- **Stated task**: In your copy, leave out the pictures; write out all the data exactly.

Data listing:

■ ■ ■ ■ ■ ■ ■

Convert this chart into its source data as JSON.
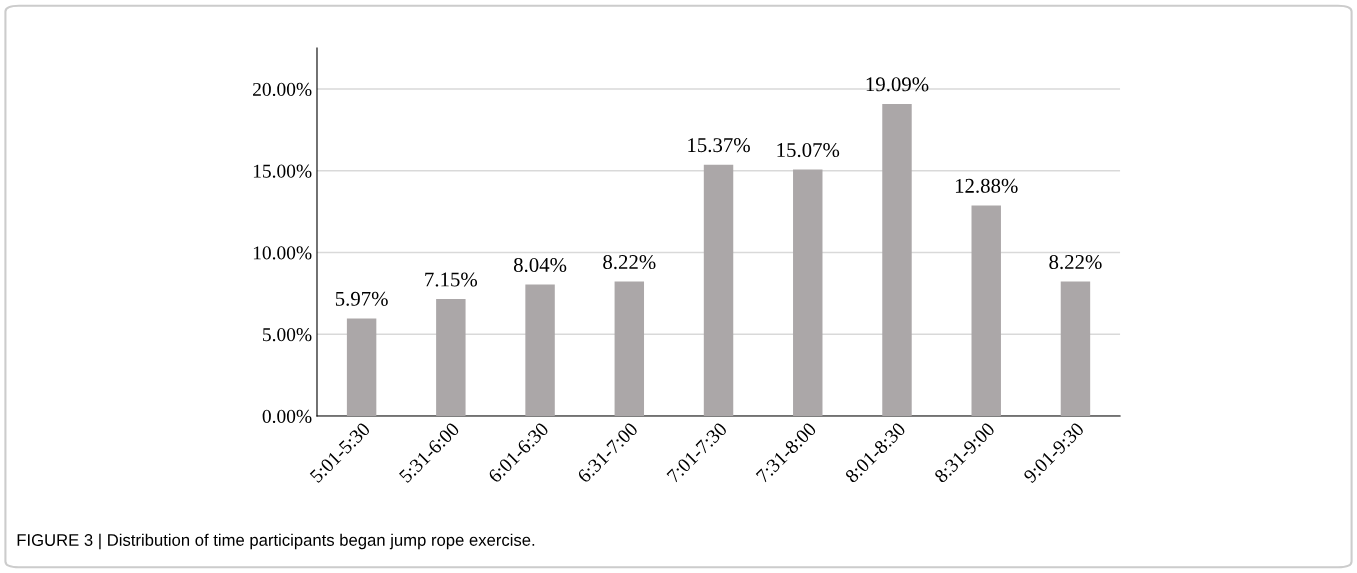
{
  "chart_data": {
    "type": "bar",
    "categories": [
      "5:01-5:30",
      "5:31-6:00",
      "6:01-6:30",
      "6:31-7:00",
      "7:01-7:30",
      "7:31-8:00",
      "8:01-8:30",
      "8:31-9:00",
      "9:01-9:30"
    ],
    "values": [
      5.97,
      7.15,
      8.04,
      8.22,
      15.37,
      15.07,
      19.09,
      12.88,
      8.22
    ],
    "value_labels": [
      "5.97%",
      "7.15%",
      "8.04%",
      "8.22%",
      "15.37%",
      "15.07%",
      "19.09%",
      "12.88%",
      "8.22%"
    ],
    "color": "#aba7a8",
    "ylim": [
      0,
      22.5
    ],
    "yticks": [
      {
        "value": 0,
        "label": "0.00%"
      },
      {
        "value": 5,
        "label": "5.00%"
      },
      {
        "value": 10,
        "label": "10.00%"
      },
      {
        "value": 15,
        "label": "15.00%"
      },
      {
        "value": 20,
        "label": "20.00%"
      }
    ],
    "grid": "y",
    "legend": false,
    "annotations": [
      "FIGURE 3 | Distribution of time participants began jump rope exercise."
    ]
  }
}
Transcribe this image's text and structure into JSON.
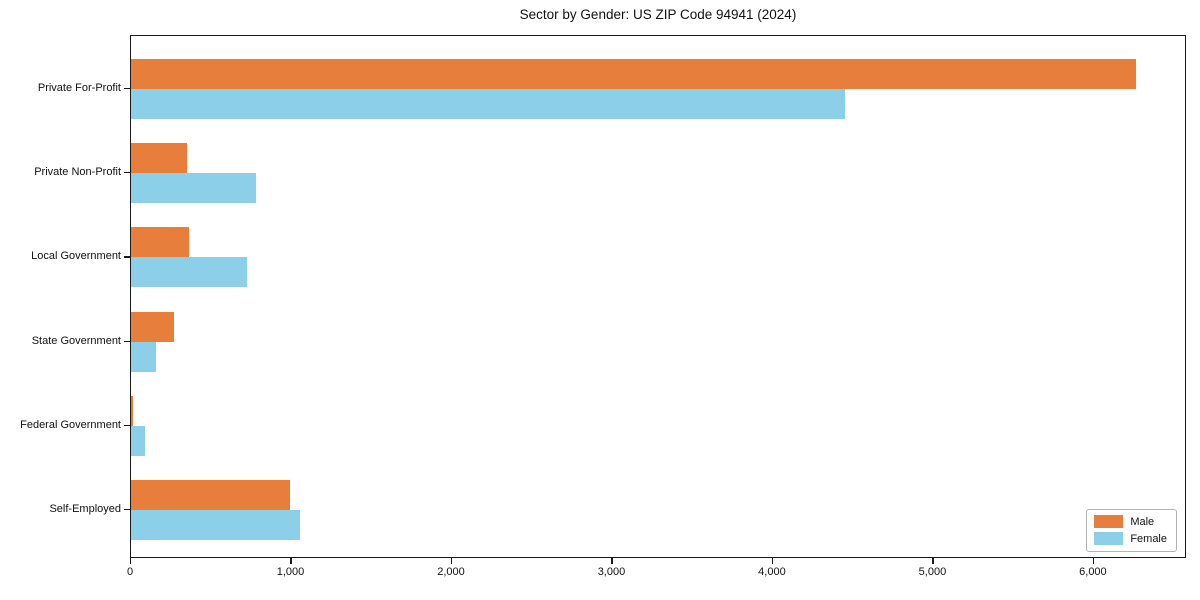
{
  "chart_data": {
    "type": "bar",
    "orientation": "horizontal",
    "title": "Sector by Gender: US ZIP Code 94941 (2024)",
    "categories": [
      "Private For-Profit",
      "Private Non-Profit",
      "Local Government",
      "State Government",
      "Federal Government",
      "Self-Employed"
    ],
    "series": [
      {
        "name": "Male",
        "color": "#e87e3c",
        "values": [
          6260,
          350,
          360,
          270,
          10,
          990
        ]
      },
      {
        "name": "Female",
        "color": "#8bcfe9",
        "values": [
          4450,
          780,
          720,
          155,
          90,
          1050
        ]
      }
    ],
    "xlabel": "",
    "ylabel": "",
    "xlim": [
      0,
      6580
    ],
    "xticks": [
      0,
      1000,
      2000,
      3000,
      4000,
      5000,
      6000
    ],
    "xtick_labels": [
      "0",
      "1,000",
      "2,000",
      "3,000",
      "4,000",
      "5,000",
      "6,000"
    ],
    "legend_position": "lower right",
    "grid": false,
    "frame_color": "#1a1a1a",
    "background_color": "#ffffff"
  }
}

■ ■ ■ ■ ■ ■ ■

- **Complete response**:
Convert this chart into its source data as JSON.
{
  "chart_data": {
    "type": "bar",
    "categories": [
      "5:01-5:30",
      "5:31-6:00",
      "6:01-6:30",
      "6:31-7:00",
      "7:01-7:30",
      "7:31-8:00",
      "8:01-8:30",
      "8:31-9:00",
      "9:01-9:30"
    ],
    "values": [
      5.97,
      7.15,
      8.04,
      8.22,
      15.37,
      15.07,
      19.09,
      12.88,
      8.22
    ],
    "value_labels": [
      "5.97%",
      "7.15%",
      "8.04%",
      "8.22%",
      "15.37%",
      "15.07%",
      "19.09%",
      "12.88%",
      "8.22%"
    ],
    "color": "#aba7a8",
    "ylim": [
      0,
      22.5
    ],
    "yticks": [
      {
        "value": 0,
        "label": "0.00%"
      },
      {
        "value": 5,
        "label": "5.00%"
      },
      {
        "value": 10,
        "label": "10.00%"
      },
      {
        "value": 15,
        "label": "15.00%"
      },
      {
        "value": 20,
        "label": "20.00%"
      }
    ],
    "grid": "y",
    "legend": false,
    "annotations": [
      "FIGURE 3 | Distribution of time participants began jump rope exercise."
    ]
  }
}
Transcribe this image's text and structure into JSON.
{
  "chart_data": {
    "type": "bar",
    "orientation": "horizontal",
    "title": "Sector by Gender: US ZIP Code 94941 (2024)",
    "categories": [
      "Private For-Profit",
      "Private Non-Profit",
      "Local Government",
      "State Government",
      "Federal Government",
      "Self-Employed"
    ],
    "series": [
      {
        "name": "Male",
        "color": "#e87e3c",
        "values": [
          6260,
          350,
          360,
          270,
          10,
          990
        ]
      },
      {
        "name": "Female",
        "color": "#8bcfe9",
        "values": [
          4450,
          780,
          720,
          155,
          90,
          1050
        ]
      }
    ],
    "xlabel": "",
    "ylabel": "",
    "xlim": [
      0,
      6580
    ],
    "xticks": [
      0,
      1000,
      2000,
      3000,
      4000,
      5000,
      6000
    ],
    "xtick_labels": [
      "0",
      "1,000",
      "2,000",
      "3,000",
      "4,000",
      "5,000",
      "6,000"
    ],
    "legend_position": "lower right",
    "grid": false,
    "frame_color": "#1a1a1a",
    "background_color": "#ffffff"
  }
}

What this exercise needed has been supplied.